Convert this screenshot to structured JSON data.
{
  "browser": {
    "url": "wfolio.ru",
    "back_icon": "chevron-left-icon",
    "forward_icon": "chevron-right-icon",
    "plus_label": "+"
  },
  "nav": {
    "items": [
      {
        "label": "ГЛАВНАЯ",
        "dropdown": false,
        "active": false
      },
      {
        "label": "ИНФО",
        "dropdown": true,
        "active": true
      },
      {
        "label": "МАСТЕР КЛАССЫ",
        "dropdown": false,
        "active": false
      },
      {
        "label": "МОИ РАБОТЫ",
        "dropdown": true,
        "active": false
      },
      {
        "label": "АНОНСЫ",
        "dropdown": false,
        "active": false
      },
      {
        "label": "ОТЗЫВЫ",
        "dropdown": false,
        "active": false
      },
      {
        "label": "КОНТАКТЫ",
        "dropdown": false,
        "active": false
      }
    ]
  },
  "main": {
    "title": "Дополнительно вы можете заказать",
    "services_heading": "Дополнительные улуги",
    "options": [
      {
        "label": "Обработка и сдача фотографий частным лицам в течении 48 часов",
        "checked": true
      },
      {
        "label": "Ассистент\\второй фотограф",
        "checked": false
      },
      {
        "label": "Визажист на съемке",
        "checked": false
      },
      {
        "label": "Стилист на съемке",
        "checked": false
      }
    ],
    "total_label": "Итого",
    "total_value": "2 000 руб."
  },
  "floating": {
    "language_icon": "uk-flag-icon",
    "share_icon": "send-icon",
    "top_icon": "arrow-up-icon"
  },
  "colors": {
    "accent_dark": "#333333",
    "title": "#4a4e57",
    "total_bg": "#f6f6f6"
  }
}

=======

TASK DESCRIPTION: Extract all lines from the data in which "съемке" is found.

SOLVED PROBLEM:
        "label": "Визажист на съемке",
        "label": "Стилист на съемке",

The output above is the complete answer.